## Working data
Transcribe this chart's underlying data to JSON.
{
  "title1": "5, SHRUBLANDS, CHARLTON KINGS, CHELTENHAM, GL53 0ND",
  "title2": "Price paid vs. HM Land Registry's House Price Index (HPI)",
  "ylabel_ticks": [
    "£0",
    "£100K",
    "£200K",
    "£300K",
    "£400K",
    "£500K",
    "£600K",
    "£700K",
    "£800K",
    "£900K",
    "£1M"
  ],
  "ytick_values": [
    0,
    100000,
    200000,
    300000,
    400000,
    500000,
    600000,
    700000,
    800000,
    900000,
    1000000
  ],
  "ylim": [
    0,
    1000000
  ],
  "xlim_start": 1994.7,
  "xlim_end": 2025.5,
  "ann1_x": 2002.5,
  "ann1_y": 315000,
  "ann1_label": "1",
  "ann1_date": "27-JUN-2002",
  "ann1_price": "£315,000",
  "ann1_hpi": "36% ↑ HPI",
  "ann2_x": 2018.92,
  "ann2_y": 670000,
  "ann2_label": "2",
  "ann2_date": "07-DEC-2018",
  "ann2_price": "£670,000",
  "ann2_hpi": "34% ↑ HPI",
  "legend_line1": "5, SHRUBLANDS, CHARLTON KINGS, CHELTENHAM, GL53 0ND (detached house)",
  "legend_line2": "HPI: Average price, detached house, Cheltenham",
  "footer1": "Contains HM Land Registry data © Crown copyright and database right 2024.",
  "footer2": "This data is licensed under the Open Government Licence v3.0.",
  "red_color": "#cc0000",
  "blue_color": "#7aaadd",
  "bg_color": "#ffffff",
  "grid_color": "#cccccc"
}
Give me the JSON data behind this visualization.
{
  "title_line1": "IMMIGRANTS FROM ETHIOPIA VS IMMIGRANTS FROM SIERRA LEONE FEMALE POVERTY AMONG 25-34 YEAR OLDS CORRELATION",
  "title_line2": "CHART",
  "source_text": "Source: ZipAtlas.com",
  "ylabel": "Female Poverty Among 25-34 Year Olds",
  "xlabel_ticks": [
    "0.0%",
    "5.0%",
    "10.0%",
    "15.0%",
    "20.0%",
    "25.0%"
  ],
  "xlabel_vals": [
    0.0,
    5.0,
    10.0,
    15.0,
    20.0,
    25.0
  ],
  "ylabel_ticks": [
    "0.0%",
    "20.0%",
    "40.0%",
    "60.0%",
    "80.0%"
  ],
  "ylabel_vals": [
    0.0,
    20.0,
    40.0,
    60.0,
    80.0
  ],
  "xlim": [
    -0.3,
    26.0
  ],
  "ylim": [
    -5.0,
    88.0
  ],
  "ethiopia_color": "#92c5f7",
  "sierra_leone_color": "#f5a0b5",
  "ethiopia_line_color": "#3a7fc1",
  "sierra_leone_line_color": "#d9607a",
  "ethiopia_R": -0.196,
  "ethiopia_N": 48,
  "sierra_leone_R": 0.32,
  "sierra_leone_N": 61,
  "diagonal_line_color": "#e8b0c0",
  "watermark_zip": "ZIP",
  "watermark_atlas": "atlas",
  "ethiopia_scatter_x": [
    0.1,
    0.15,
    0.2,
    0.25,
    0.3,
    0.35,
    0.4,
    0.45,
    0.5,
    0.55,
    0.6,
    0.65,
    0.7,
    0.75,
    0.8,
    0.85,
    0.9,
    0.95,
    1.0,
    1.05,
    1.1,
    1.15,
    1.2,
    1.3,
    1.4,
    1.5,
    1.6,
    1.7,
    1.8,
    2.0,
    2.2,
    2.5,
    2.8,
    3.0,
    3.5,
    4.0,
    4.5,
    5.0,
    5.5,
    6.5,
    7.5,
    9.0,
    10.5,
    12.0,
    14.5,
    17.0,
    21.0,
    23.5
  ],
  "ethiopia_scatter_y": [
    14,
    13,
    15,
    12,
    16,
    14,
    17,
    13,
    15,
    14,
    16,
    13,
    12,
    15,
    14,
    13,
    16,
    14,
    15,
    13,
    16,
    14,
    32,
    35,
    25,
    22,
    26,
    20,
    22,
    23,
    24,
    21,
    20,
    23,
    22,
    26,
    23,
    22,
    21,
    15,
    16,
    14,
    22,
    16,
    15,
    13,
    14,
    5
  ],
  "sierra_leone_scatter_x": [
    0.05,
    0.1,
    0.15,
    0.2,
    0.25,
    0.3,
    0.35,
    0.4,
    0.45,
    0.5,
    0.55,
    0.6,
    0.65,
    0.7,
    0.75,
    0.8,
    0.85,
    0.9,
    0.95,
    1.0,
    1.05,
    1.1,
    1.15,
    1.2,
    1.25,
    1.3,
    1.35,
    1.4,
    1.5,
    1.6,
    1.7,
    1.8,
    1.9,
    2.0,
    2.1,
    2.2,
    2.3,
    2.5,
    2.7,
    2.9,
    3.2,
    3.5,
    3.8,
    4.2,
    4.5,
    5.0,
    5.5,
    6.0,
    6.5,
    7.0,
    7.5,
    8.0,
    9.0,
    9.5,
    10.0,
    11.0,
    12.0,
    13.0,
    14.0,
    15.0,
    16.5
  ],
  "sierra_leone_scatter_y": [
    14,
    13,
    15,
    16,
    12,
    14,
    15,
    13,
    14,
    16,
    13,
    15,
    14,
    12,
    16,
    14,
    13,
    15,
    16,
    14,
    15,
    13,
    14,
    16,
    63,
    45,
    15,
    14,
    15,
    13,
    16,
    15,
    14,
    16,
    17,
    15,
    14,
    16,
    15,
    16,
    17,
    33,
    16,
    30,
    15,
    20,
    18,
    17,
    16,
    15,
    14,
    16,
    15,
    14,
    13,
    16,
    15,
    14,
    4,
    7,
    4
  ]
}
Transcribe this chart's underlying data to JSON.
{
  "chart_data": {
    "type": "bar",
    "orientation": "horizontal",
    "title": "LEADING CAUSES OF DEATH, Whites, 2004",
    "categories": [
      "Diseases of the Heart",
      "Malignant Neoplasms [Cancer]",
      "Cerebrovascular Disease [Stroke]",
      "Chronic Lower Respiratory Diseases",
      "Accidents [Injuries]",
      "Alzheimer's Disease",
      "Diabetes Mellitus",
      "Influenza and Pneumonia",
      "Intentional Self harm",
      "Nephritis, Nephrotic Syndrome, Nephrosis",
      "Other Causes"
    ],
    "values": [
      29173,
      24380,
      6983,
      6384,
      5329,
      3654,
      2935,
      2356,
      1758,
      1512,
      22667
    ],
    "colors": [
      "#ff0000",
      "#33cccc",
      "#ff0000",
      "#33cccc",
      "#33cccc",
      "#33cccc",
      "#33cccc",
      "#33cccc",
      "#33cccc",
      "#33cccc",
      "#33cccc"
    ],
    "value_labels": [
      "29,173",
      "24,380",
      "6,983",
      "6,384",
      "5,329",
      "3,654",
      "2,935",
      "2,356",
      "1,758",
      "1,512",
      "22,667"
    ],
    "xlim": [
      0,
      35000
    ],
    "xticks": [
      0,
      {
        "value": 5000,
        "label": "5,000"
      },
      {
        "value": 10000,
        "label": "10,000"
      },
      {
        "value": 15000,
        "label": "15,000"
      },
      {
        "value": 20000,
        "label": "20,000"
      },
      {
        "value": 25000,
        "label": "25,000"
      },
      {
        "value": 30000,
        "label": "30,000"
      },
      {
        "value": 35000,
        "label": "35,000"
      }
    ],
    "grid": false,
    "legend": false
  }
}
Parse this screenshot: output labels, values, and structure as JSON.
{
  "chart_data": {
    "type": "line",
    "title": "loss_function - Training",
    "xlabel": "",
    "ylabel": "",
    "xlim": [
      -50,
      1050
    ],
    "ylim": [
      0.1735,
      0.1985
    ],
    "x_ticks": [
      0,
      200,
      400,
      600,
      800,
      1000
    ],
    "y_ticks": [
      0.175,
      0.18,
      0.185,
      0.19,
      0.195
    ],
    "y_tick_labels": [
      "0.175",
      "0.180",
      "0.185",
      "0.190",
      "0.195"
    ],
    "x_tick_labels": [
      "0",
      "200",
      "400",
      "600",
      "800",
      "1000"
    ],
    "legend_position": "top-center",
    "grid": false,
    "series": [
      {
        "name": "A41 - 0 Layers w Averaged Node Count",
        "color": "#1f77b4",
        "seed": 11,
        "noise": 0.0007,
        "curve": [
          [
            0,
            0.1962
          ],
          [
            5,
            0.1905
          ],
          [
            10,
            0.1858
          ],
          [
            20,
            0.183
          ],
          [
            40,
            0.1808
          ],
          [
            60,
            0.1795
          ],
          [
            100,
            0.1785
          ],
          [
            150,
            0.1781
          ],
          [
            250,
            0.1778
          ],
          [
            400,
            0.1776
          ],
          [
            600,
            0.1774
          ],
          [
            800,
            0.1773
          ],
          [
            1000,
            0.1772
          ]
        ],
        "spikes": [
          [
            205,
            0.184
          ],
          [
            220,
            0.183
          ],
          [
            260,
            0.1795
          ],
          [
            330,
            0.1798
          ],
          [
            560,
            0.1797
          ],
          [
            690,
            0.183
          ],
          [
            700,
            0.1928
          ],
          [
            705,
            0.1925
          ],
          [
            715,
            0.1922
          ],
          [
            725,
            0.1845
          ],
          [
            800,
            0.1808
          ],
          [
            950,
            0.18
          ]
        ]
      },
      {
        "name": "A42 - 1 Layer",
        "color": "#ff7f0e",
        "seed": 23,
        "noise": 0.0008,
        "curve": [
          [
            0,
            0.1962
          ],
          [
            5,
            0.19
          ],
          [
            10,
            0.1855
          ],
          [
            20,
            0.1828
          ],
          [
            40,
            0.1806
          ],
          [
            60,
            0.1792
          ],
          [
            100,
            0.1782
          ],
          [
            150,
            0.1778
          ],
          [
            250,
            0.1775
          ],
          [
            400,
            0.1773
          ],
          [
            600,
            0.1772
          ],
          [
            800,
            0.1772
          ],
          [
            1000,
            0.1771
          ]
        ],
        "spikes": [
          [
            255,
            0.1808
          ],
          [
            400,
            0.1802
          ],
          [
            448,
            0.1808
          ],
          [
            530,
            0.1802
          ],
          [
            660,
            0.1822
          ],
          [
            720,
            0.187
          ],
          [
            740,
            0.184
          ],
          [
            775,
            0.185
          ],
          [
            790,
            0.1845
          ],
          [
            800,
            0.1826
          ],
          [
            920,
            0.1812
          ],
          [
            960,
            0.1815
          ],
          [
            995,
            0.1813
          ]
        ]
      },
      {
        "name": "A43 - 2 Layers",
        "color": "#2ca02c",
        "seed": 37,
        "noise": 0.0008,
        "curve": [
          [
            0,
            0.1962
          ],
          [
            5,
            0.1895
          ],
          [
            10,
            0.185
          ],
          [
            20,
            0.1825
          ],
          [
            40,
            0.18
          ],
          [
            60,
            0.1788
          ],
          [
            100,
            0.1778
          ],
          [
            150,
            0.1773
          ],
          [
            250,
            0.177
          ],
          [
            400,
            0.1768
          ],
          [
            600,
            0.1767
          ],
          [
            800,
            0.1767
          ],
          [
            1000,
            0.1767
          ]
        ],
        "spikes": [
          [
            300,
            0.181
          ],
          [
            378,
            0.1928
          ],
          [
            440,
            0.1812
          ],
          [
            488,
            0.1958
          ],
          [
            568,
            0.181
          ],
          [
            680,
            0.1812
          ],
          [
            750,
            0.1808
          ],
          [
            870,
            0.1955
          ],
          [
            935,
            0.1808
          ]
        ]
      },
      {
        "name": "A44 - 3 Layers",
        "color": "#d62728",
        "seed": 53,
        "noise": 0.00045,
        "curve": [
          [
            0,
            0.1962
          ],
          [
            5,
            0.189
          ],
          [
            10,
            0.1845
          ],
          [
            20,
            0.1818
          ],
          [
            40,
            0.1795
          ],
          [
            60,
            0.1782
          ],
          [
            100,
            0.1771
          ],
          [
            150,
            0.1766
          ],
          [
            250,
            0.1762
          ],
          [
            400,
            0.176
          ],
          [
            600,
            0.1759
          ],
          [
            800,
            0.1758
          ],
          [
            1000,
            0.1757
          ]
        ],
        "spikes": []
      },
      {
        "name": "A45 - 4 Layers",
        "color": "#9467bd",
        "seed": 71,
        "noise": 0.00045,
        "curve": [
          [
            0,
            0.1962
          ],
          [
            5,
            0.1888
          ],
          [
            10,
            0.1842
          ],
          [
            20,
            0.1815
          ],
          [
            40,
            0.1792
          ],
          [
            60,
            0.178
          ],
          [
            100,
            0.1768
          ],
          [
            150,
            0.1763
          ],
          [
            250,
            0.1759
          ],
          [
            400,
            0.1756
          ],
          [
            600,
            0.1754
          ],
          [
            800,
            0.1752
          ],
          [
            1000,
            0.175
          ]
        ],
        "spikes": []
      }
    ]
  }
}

## Directions for this task
Pick out each line containing the string "CHARLTON" and copy it.

## The reply
  "title1": "5, SHRUBLANDS, CHARLTON KINGS, CHELTENHAM, GL53 0ND",
  "legend_line1": "5, SHRUBLANDS, CHARLTON KINGS, CHELTENHAM, GL53 0ND (detached house)",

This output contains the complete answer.